Objective: Repeat the records in full and exactly, omitting pictures.

Raw records:
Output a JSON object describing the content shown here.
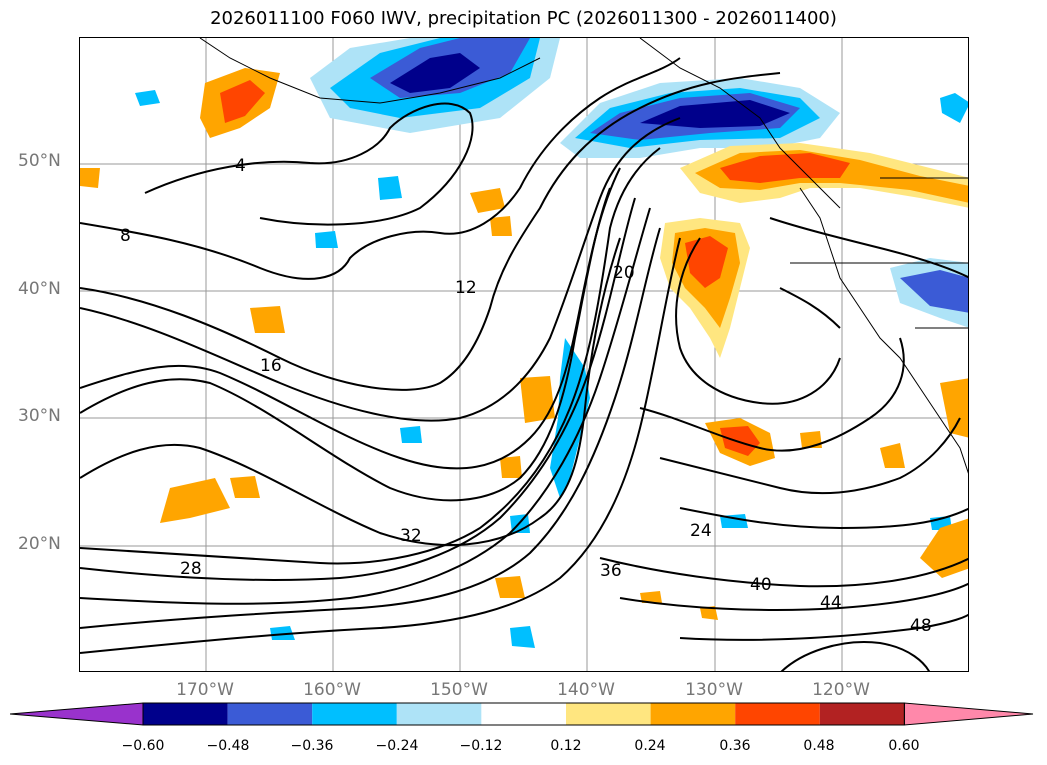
{
  "title": "2026011100 F060 IWV, precipitation PC (2026011300 - 2026011400)",
  "lat_labels": [
    "50°N",
    "40°N",
    "30°N",
    "20°N"
  ],
  "lon_labels": [
    "170°W",
    "160°W",
    "150°W",
    "140°W",
    "130°W",
    "120°W"
  ],
  "contour_labels": [
    "4",
    "8",
    "12",
    "16",
    "20",
    "24",
    "28",
    "32",
    "36",
    "40",
    "44",
    "48"
  ],
  "colorbar": {
    "ticks": [
      "−0.60",
      "−0.48",
      "−0.36",
      "−0.24",
      "−0.12",
      "0.12",
      "0.24",
      "0.36",
      "0.48",
      "0.60"
    ],
    "colors": [
      "#9932cc",
      "#00008b",
      "#3b5bd6",
      "#00bfff",
      "#aee3f7",
      "#ffffff",
      "#ffe680",
      "#ffa500",
      "#ff4500",
      "#b22222",
      "#ff88aa"
    ]
  }
}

Result of the task:
Output a JSON object describing the content shown here.
{
  "title": "2026011100 F060 IWV, precipitation PC (2026011300 - 2026011400)",
  "lat_labels": [
    "50°N",
    "40°N",
    "30°N",
    "20°N"
  ],
  "lon_labels": [
    "170°W",
    "160°W",
    "150°W",
    "140°W",
    "130°W",
    "120°W"
  ],
  "contour_labels": [
    "4",
    "8",
    "12",
    "16",
    "20",
    "24",
    "28",
    "32",
    "36",
    "40",
    "44",
    "48"
  ],
  "colorbar": {
    "ticks": [
      "−0.60",
      "−0.48",
      "−0.36",
      "−0.24",
      "−0.12",
      "0.12",
      "0.24",
      "0.36",
      "0.48",
      "0.60"
    ],
    "colors": [
      "#9932cc",
      "#00008b",
      "#3b5bd6",
      "#00bfff",
      "#aee3f7",
      "#ffffff",
      "#ffe680",
      "#ffa500",
      "#ff4500",
      "#b22222",
      "#ff88aa"
    ]
  }
}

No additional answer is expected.